»»

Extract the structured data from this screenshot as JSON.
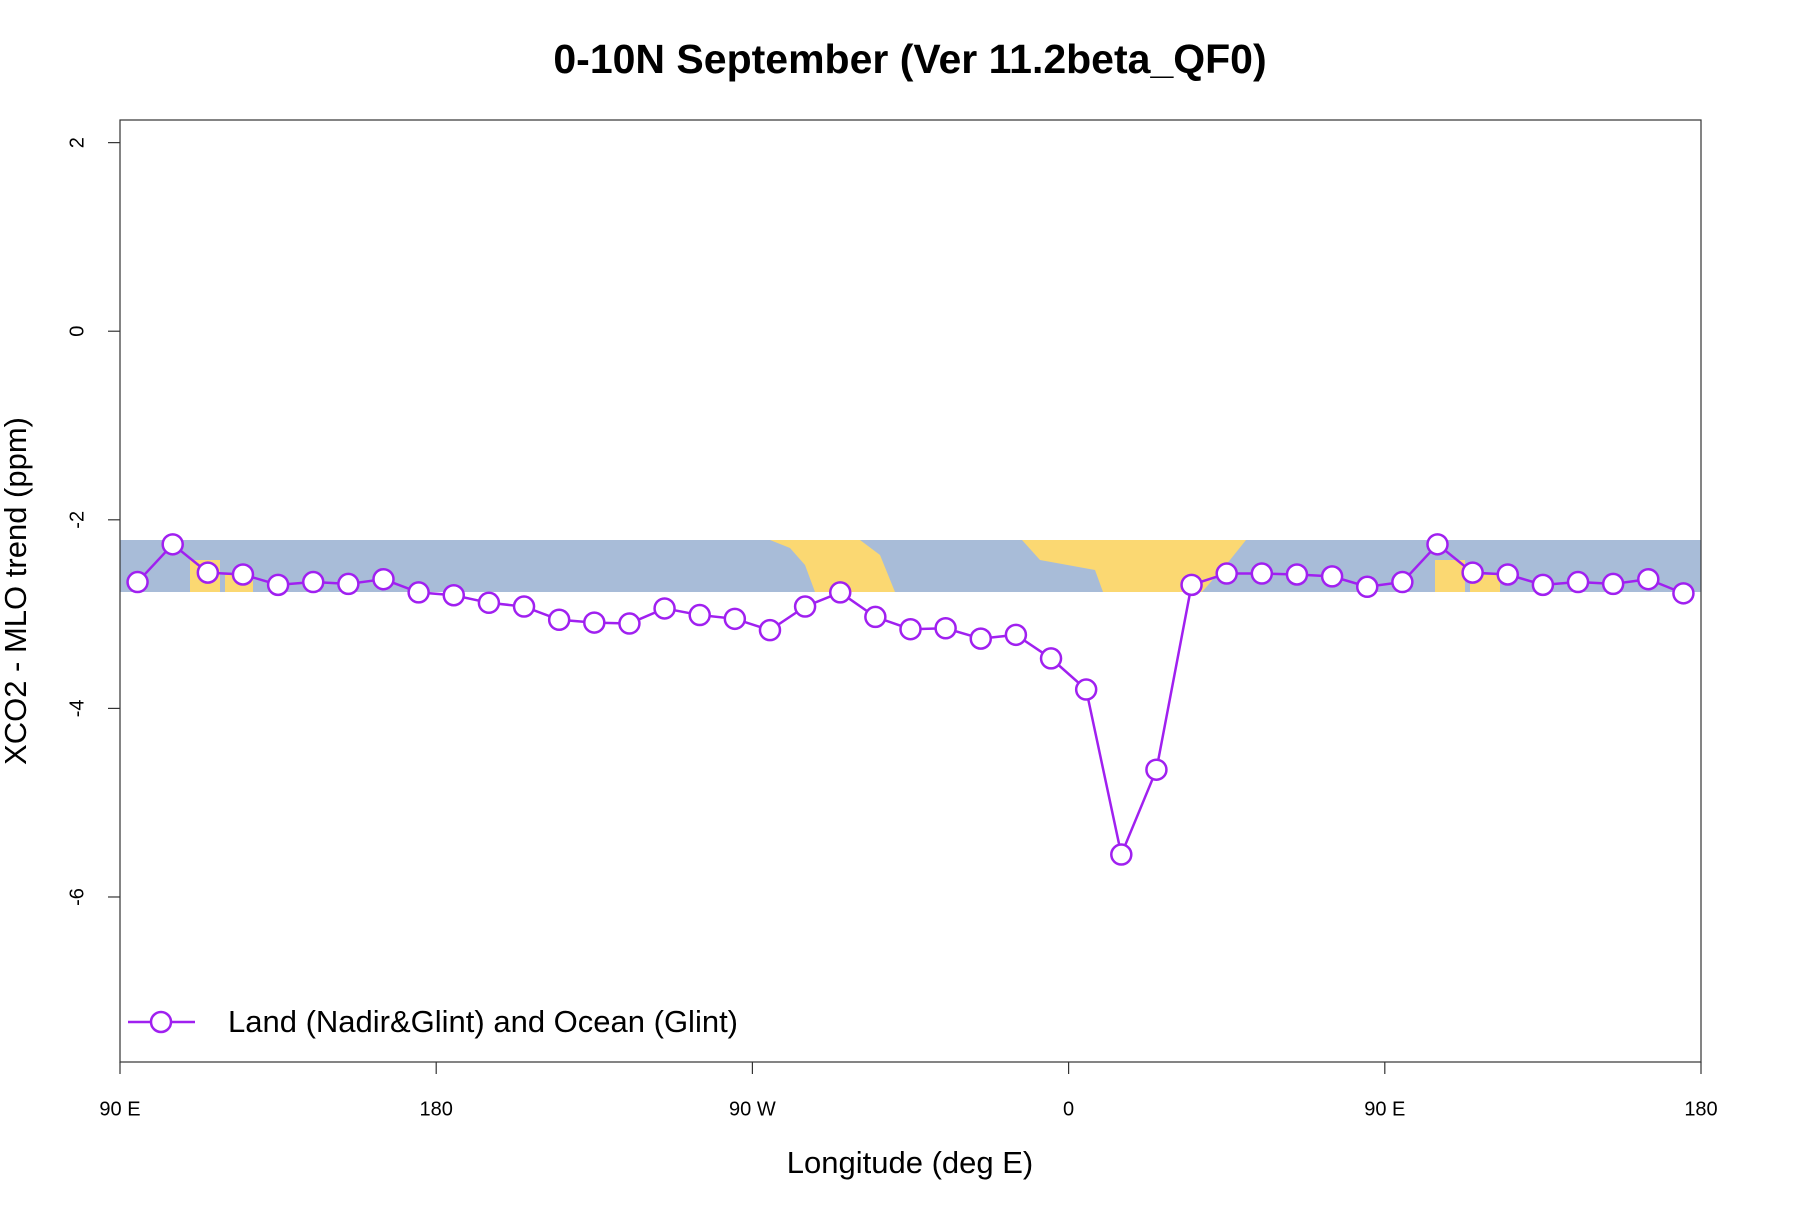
{
  "chart_data": {
    "type": "line",
    "title": "0-10N September (Ver 11.2beta_QF0)",
    "x_label": "Longitude (deg E)",
    "y_label": "XCO2 - MLO trend (ppm)",
    "x": [
      95,
      105,
      115,
      125,
      135,
      145,
      155,
      165,
      175,
      185,
      195,
      205,
      215,
      225,
      235,
      245,
      255,
      265,
      275,
      285,
      295,
      305,
      315,
      325,
      335,
      345,
      355,
      365,
      375,
      385,
      395,
      405,
      415,
      425,
      435,
      445,
      455,
      465,
      475,
      485,
      495,
      505,
      515,
      525,
      535
    ],
    "series": [
      {
        "name": "Land (Nadir&Glint) and Ocean (Glint)",
        "color": "#a020f0",
        "values": [
          -2.66,
          -2.26,
          -2.56,
          -2.58,
          -2.69,
          -2.66,
          -2.68,
          -2.63,
          -2.77,
          -2.8,
          -2.88,
          -2.92,
          -3.06,
          -3.09,
          -3.1,
          -2.94,
          -3.01,
          -3.05,
          -3.17,
          -2.92,
          -2.77,
          -3.03,
          -3.16,
          -3.15,
          -3.26,
          -3.22,
          -3.47,
          -3.8,
          -5.55,
          -4.65,
          -2.69,
          -2.57,
          -2.57,
          -2.58,
          -2.6,
          -2.71,
          -2.66,
          -2.26,
          -2.56,
          -2.58,
          -2.69,
          -2.66,
          -2.68,
          -2.63,
          -2.78
        ]
      }
    ],
    "xlim": [
      90,
      540
    ],
    "xticks": [
      {
        "value": 90,
        "label": "90 E"
      },
      180,
      {
        "value": 270,
        "label": "90 W"
      },
      {
        "value": 360,
        "label": "0"
      },
      {
        "value": 450,
        "label": "90 E"
      },
      {
        "value": 540,
        "label": "180"
      }
    ],
    "ylim": [
      -7.75,
      2.24
    ],
    "yticks": [
      2,
      0,
      -2,
      -4,
      -6
    ],
    "legend": "bottom-left"
  }
}
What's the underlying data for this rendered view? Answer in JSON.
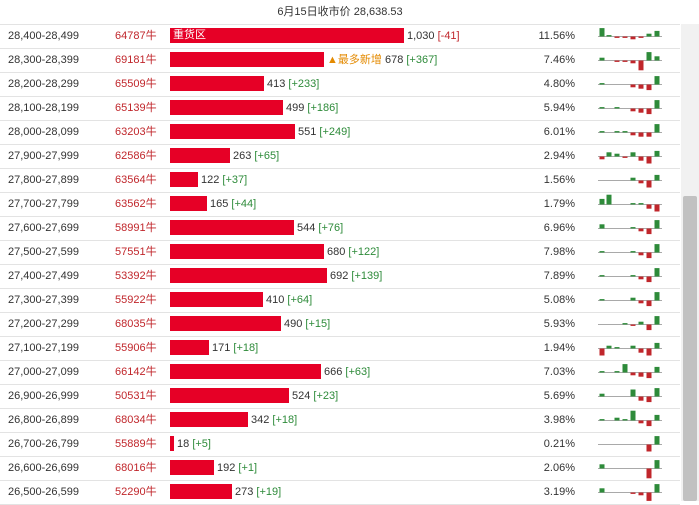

««

To be done:
Leave out the pictures and transcribe everything else exactly.

Exercise response:
Extract the structured data from this screenshot as JSON.
{
  "chart_data": {
    "type": "line",
    "title": "0-10N September (Ver 11.2beta_QF0)",
    "x_label": "Longitude (deg E)",
    "y_label": "XCO2 - MLO trend (ppm)",
    "x": [
      95,
      105,
      115,
      125,
      135,
      145,
      155,
      165,
      175,
      185,
      195,
      205,
      215,
      225,
      235,
      245,
      255,
      265,
      275,
      285,
      295,
      305,
      315,
      325,
      335,
      345,
      355,
      365,
      375,
      385,
      395,
      405,
      415,
      425,
      435,
      445,
      455,
      465,
      475,
      485,
      495,
      505,
      515,
      525,
      535
    ],
    "series": [
      {
        "name": "Land (Nadir&Glint) and Ocean (Glint)",
        "color": "#a020f0",
        "values": [
          -2.66,
          -2.26,
          -2.56,
          -2.58,
          -2.69,
          -2.66,
          -2.68,
          -2.63,
          -2.77,
          -2.8,
          -2.88,
          -2.92,
          -3.06,
          -3.09,
          -3.1,
          -2.94,
          -3.01,
          -3.05,
          -3.17,
          -2.92,
          -2.77,
          -3.03,
          -3.16,
          -3.15,
          -3.26,
          -3.22,
          -3.47,
          -3.8,
          -5.55,
          -4.65,
          -2.69,
          -2.57,
          -2.57,
          -2.58,
          -2.6,
          -2.71,
          -2.66,
          -2.26,
          -2.56,
          -2.58,
          -2.69,
          -2.66,
          -2.68,
          -2.63,
          -2.78
        ]
      }
    ],
    "xlim": [
      90,
      540
    ],
    "xticks": [
      {
        "value": 90,
        "label": "90 E"
      },
      180,
      {
        "value": 270,
        "label": "90 W"
      },
      {
        "value": 360,
        "label": "0"
      },
      {
        "value": 450,
        "label": "90 E"
      },
      {
        "value": 540,
        "label": "180"
      }
    ],
    "ylim": [
      -7.75,
      2.24
    ],
    "yticks": [
      2,
      0,
      -2,
      -4,
      -6
    ],
    "legend": "bottom-left"
  }
}
What's the underlying data for this rendered view? Answer in JSON.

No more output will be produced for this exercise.